* [Exercise description]
Read the lines that follow and pick out every one containing the word "location".

* [The input]
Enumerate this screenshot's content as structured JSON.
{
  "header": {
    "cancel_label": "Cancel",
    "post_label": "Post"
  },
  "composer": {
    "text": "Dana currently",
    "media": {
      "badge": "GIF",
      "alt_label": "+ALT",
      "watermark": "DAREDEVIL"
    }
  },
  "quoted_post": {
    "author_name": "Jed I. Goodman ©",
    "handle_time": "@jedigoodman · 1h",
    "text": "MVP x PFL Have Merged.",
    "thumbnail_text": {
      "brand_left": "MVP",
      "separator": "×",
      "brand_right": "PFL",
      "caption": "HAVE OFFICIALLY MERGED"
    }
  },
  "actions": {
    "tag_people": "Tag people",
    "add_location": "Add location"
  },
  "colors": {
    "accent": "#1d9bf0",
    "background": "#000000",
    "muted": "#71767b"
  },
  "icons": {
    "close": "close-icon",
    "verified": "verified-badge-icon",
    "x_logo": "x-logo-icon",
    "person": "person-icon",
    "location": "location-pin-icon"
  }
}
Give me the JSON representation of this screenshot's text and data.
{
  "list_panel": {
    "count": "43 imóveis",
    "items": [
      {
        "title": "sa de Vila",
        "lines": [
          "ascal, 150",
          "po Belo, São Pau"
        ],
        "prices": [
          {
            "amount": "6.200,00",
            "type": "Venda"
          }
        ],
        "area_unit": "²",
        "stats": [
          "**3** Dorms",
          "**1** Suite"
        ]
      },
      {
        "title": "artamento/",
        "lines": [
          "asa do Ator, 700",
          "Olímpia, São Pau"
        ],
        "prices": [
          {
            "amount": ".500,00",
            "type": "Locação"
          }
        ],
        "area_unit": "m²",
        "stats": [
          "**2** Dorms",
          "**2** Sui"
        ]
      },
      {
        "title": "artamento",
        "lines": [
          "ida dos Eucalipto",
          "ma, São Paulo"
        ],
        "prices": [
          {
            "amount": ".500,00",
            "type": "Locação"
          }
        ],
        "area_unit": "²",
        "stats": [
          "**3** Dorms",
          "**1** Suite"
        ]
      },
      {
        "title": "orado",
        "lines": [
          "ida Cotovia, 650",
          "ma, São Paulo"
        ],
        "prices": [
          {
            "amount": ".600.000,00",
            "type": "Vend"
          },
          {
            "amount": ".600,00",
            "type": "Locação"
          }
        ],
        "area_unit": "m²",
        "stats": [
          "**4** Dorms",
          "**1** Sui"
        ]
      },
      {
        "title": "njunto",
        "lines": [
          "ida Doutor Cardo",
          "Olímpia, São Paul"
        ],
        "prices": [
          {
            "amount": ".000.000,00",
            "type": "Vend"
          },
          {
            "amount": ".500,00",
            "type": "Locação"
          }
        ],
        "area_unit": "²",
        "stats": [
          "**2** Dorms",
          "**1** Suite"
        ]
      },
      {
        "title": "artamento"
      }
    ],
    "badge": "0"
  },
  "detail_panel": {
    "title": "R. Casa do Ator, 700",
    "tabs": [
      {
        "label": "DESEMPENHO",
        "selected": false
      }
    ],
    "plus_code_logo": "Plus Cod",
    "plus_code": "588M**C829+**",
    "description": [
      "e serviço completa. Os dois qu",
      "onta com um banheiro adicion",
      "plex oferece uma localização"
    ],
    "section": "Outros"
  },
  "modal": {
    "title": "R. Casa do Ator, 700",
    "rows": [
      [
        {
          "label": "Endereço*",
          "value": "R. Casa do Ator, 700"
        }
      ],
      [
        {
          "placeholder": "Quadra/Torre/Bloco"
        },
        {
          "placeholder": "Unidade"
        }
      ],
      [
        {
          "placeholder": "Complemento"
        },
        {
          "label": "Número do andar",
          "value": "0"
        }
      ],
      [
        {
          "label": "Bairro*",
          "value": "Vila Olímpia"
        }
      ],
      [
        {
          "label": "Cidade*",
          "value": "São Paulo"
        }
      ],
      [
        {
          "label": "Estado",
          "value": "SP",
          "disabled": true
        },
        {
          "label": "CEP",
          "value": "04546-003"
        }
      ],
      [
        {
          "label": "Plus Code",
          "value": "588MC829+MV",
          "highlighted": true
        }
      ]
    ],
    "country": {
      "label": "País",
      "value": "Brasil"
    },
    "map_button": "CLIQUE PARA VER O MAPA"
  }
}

* [Final result]
    "add_location": "Add location"
    "location": "location-pin-icon"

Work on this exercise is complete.